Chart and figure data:
:::
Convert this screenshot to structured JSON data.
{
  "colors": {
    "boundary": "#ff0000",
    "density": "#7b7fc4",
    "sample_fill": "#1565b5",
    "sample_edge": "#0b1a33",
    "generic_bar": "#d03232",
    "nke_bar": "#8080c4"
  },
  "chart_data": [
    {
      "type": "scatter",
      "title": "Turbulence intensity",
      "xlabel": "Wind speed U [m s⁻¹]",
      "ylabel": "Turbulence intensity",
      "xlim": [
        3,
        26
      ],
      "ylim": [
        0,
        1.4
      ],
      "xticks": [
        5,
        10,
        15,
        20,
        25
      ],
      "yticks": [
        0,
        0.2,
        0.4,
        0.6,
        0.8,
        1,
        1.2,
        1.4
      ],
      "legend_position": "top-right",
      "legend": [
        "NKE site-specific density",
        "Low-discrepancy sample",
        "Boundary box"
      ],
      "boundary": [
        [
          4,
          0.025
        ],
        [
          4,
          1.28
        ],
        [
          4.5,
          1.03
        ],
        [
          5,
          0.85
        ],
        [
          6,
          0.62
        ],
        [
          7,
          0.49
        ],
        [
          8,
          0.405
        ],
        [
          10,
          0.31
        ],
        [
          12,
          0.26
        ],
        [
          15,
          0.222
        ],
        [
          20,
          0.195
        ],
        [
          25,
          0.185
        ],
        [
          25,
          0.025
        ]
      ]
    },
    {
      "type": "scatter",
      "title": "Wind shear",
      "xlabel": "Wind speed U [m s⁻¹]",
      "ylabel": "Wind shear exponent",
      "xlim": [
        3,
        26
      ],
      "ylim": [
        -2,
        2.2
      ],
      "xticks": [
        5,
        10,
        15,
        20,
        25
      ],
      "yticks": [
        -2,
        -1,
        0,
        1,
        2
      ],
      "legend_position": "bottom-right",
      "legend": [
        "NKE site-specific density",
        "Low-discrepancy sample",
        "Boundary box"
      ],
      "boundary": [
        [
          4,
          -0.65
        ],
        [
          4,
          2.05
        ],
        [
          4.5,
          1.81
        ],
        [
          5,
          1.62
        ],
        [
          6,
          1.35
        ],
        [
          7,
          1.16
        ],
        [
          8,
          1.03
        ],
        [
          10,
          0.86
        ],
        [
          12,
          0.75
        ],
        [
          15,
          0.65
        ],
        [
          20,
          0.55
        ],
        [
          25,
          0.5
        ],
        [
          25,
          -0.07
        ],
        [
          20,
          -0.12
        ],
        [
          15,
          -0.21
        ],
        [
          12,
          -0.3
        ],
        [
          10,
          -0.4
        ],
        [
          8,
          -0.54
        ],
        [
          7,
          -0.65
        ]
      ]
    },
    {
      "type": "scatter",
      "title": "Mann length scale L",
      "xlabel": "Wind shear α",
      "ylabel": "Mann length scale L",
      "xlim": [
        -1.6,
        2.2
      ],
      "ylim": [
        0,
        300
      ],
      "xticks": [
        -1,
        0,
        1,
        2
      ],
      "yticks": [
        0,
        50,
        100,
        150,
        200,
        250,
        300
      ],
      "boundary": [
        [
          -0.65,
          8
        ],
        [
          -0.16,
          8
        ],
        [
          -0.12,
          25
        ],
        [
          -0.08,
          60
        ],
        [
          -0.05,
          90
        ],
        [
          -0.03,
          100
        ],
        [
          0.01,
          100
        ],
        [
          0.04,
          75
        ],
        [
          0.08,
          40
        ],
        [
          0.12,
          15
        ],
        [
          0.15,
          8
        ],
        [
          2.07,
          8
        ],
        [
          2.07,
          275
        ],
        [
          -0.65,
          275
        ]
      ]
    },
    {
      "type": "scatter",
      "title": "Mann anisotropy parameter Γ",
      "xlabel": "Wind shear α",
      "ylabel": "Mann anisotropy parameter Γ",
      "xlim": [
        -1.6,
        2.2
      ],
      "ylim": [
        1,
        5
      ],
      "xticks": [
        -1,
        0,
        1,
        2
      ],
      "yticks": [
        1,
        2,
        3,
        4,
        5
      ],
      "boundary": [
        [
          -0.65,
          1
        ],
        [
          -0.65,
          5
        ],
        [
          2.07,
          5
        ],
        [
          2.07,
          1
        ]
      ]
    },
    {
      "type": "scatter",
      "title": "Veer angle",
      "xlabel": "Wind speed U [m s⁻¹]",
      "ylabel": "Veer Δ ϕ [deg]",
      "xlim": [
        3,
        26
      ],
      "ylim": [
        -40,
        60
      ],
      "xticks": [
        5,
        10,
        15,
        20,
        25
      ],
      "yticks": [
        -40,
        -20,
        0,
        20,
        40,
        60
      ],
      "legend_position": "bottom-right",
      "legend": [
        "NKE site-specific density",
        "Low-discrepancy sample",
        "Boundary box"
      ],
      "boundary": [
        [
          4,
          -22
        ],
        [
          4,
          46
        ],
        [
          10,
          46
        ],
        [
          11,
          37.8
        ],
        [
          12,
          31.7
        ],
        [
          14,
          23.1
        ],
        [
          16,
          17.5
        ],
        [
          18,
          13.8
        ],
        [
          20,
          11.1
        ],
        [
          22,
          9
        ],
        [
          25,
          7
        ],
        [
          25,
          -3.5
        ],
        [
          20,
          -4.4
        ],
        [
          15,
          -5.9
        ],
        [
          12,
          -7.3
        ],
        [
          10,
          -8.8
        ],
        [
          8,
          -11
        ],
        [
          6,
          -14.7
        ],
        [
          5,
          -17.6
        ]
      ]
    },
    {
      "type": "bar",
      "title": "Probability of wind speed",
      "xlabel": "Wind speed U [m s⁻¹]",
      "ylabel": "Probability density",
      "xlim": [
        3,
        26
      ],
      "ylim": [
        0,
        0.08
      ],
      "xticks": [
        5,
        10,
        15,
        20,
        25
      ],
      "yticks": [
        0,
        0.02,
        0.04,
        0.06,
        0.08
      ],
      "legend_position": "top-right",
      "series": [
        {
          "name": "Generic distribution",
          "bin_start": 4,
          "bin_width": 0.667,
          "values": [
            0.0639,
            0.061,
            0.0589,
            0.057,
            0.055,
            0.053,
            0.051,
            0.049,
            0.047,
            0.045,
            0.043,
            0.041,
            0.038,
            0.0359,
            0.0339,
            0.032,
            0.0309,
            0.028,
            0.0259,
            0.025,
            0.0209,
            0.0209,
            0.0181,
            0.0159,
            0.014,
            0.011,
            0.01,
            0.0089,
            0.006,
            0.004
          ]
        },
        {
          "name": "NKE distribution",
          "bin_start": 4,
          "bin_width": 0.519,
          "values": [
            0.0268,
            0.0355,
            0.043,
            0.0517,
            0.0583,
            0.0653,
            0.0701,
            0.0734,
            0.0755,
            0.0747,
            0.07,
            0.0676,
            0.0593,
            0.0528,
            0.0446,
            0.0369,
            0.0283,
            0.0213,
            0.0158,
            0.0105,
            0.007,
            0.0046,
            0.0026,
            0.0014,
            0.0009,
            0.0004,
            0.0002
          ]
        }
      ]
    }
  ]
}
:::
_TASK DIRECTIONS_
Copy every line from the entries that contains the word "Mann".

_COMPLETED TASK_
      "title": "Mann length scale L",
      "ylabel": "Mann length scale L",
      "title": "Mann anisotropy parameter Γ",
      "ylabel": "Mann anisotropy parameter Γ",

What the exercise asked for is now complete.